So, there was the president of the United States, let me immediately add, the country that is the source of our most sophisticated weapons systems that are used on land, sea and in the air, actually calling his country’s action on Salala post inexcusable and shameful and yet we continued to stand on our tails and growl at the world? Well, meow at any rate.
And what do we get at the end of it all: the so-called ‘sorry’ from Secretary Clinton! Really! We Pakistanis do make complete monkeys of ourselves sometimes. And then we cut off our nose to spite our face by refusing to go to the Bonn conference effectively cutting ourselves off from any deliberations to do with the ‘endgame’ in Afghanistan. (Which will be a long time coming, just watch, with us getting the drubbing of our lives).
And now for a short riposte to the mini-article penned by one SRH Hashmi of Karachi in the ‘Letters to the editor’ column of this newspaper. He says that “in matters of politics, he [I] sees everything in ‘a Pakistan versus the rest of the world’ prism”. But is it not the case? Unless Mr Hashmi missed the latest BBC poll on the most disliked countries in the world? Surely we are all old enough to know that we have steadily become a headache for the rest of the world, our ‘friends’ and ‘brothers’ included.
Witness the quiet demarches made by our ‘deep as the ocean’ and ‘sweeter than honey’ friend China about controlling our mad jihadis from influencing affairs in their western province of Xinjiang. Does Mr Hashmi not know that many years ago (during Musharraf’s rule, if memory serves) news surfaced of Chinese dissidents being trained in Khyber Agency? Surely he knows of the most recent deportation of Abu Jindal who was in Saudi Arabia as Riyasat Ali on a Pakistani passport and carrying two identity cards, one an NIC (National Identity Card) and the other a NICOP (National Identity Card for Overseas Pakistanis).
He says: “The Pakistan military gets a special battering from him, along with the new-found ‘security analysts’, who are increasingly from the Air Force”. True, only the ‘military’ doesn’t get a ‘battering’ from me, hopefully the brass-hats do; those who cause the running of bakeries and pastry shops and shaadi ghars in military messes, of which Mr Hashmi says nothing.
Again: “To eliminate terrorism, you also have to reduce the causes that give rise to it. However, he [I] never touches these aspects, which makes his approach seem inadequate and superficial”. Mr Hashmi obviously reads me superficially. How many times have I said that the day our Rommels and Guderians stop spawning and molly-coddling murderous terrorists for future use as their ‘assets’ terrorism will come to an end!

#### WORK INSTRUCTION 1
Write out the part of the column starting with "So, there was" and going on through "of our lives).".
#### WORK INSTRUCTION 2
Answer these questions from the column:
(a) What two words did the president of the United States use to describe his country's action on Salala post?
(b) Which conference did Pakistan refuse to attend?
(c) Under what name was Abu Jindal in Saudi Arabia?
These stored items come from a separate source and are not part of the column.

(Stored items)

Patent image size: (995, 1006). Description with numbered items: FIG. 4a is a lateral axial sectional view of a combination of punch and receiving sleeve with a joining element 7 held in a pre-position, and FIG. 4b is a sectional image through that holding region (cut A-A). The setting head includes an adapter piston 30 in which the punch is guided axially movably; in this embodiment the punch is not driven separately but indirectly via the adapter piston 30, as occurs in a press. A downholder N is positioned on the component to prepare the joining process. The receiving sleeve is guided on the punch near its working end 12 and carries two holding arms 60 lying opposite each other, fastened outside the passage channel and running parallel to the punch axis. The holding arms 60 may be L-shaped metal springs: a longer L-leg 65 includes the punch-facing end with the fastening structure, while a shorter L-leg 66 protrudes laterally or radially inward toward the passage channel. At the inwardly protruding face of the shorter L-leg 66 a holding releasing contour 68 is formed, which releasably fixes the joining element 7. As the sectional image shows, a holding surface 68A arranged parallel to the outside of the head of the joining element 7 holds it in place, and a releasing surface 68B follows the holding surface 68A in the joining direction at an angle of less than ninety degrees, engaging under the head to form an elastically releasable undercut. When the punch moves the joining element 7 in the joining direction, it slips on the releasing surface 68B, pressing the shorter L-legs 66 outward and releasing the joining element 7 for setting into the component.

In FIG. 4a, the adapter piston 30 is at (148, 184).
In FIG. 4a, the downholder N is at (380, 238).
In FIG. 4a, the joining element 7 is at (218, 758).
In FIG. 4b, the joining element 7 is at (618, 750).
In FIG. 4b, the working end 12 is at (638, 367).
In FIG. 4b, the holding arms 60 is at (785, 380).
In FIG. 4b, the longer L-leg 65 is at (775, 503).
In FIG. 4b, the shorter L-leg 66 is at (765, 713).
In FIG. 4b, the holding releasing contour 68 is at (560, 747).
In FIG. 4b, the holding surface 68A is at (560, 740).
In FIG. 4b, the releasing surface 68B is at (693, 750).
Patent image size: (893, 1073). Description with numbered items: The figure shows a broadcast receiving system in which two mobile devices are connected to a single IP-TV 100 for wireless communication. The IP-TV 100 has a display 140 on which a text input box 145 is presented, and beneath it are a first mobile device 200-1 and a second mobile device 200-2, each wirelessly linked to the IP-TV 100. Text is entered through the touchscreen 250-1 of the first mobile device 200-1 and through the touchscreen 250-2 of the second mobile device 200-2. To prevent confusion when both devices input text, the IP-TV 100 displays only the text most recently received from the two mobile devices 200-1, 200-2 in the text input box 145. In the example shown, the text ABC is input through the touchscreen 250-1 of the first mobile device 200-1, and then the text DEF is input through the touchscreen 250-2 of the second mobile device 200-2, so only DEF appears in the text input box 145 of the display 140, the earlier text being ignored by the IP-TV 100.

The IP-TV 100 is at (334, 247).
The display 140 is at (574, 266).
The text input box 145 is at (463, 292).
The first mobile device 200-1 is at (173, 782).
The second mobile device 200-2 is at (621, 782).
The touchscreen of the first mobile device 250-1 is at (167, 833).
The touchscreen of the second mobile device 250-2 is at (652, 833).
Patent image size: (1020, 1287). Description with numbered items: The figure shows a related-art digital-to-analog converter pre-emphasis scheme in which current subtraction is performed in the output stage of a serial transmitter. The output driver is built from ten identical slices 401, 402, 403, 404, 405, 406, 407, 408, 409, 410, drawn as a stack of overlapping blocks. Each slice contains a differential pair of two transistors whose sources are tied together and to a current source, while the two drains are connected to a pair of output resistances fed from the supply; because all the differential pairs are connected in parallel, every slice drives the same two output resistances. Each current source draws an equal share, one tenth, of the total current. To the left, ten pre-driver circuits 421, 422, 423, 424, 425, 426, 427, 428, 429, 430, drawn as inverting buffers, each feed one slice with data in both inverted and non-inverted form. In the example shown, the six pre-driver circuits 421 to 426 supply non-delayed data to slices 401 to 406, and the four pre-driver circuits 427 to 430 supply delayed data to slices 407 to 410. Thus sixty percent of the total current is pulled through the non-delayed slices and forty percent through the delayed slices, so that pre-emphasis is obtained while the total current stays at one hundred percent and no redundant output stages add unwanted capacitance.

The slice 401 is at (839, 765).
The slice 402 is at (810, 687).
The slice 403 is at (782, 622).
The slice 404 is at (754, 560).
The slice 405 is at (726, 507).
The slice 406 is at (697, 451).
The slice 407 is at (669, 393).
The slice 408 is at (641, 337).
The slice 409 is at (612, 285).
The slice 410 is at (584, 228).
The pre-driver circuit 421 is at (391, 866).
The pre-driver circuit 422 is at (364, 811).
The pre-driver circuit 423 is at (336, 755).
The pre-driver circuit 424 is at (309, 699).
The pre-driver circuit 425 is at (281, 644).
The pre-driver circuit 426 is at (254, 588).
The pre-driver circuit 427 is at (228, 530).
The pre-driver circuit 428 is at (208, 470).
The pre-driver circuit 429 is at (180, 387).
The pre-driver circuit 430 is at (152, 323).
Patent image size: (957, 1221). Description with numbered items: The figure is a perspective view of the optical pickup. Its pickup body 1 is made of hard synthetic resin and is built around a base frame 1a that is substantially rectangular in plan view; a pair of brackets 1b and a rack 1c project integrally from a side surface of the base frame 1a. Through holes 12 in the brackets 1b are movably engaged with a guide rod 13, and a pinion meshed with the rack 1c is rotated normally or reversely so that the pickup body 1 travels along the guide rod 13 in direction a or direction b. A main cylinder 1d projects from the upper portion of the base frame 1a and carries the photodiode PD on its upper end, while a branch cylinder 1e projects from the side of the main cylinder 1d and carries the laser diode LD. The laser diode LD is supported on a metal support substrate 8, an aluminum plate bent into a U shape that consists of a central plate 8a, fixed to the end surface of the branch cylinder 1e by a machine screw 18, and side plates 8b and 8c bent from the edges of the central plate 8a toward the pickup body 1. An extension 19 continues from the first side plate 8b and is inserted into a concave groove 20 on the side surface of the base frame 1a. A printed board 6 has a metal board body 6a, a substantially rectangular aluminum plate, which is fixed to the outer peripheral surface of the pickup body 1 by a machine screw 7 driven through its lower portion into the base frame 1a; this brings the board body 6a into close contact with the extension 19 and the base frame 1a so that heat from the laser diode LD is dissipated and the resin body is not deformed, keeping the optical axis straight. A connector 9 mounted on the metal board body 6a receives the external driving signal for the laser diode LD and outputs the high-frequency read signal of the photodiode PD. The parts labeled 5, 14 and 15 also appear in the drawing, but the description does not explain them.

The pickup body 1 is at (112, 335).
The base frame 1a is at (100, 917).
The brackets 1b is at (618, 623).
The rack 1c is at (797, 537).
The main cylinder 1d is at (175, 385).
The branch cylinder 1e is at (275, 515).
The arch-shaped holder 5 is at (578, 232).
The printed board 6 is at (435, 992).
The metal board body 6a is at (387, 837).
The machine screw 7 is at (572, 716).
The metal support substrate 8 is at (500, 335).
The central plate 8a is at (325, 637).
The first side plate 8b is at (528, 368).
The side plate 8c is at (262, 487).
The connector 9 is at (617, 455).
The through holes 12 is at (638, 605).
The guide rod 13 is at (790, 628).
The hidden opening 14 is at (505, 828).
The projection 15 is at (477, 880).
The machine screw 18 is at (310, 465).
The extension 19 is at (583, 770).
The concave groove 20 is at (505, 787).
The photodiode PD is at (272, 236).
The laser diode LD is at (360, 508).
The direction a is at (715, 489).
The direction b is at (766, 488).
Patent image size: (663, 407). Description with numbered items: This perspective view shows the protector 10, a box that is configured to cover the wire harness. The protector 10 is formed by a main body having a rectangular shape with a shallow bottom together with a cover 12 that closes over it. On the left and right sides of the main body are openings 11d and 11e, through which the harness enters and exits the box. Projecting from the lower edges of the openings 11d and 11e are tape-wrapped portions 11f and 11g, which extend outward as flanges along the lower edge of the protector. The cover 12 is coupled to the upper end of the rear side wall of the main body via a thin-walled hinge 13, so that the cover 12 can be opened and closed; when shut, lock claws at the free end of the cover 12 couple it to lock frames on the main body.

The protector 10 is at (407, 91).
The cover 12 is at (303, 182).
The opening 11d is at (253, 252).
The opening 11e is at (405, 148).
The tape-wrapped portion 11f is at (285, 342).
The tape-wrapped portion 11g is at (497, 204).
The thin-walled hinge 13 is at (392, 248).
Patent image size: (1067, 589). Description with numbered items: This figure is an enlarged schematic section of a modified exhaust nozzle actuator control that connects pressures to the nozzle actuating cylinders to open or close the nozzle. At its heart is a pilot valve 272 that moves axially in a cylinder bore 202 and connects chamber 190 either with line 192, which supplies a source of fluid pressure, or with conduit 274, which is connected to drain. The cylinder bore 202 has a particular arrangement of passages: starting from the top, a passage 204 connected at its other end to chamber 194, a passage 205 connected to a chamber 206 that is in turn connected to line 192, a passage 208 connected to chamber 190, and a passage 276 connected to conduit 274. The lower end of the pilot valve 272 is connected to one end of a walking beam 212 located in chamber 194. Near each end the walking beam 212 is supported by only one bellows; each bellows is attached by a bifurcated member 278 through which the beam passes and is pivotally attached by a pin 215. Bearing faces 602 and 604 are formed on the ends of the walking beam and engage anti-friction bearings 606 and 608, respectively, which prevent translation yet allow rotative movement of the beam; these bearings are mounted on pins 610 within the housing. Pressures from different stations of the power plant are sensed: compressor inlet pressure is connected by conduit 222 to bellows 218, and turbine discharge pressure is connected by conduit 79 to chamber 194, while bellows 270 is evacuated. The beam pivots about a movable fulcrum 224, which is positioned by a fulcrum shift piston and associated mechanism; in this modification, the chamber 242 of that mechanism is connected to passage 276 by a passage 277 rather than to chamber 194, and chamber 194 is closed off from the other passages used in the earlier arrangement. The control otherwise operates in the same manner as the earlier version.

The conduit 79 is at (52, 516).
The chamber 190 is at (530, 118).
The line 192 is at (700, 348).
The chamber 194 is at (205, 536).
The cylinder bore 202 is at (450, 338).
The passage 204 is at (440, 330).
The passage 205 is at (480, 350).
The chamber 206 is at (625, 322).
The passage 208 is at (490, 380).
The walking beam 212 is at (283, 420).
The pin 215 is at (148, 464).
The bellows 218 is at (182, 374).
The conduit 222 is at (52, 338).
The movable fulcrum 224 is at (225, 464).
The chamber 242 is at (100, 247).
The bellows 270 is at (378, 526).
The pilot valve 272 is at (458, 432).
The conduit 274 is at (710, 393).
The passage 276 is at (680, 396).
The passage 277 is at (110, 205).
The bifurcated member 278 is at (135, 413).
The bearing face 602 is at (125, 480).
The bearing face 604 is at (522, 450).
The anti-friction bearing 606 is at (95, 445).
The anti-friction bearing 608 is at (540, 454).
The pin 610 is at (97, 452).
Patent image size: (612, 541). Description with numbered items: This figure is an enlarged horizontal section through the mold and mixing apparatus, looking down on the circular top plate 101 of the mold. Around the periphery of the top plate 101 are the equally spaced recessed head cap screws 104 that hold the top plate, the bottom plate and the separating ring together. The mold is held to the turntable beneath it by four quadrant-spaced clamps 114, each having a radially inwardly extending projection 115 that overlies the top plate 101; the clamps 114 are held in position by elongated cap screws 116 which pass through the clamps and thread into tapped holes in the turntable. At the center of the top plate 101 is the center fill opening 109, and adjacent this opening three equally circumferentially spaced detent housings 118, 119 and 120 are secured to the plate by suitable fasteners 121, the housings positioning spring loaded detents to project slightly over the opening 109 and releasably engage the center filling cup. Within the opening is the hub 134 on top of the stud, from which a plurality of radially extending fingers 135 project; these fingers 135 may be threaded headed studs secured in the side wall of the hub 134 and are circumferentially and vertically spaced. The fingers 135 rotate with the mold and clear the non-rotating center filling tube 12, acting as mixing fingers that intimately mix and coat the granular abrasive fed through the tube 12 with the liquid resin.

#### WRITTEN ANSWER 1
So, there was the president of the United States, let me immediately add, the country that is the source of our most sophisticated weapons systems that are used on land, sea and in the air, actually calling his country’s action on Salala post inexcusable and shameful and yet we continued to stand on our tails and growl at the world? Well, meow at any rate.
And what do we get at the end of it all: the so-called ‘sorry’ from Secretary Clinton! Really! We Pakistanis do make complete monkeys of ourselves sometimes. And then we cut off our nose to spite our face by refusing to go to the Bonn conference effectively cutting ourselves off from any deliberations to do with the ‘endgame’ in Afghanistan. (Which will be a long time coming, just watch, with us getting the drubbing of our lives).

#### WRITTEN ANSWER 2
(a) Inexcusable and shameful.
(b) The Bonn conference.
(c) Riyasat Ali.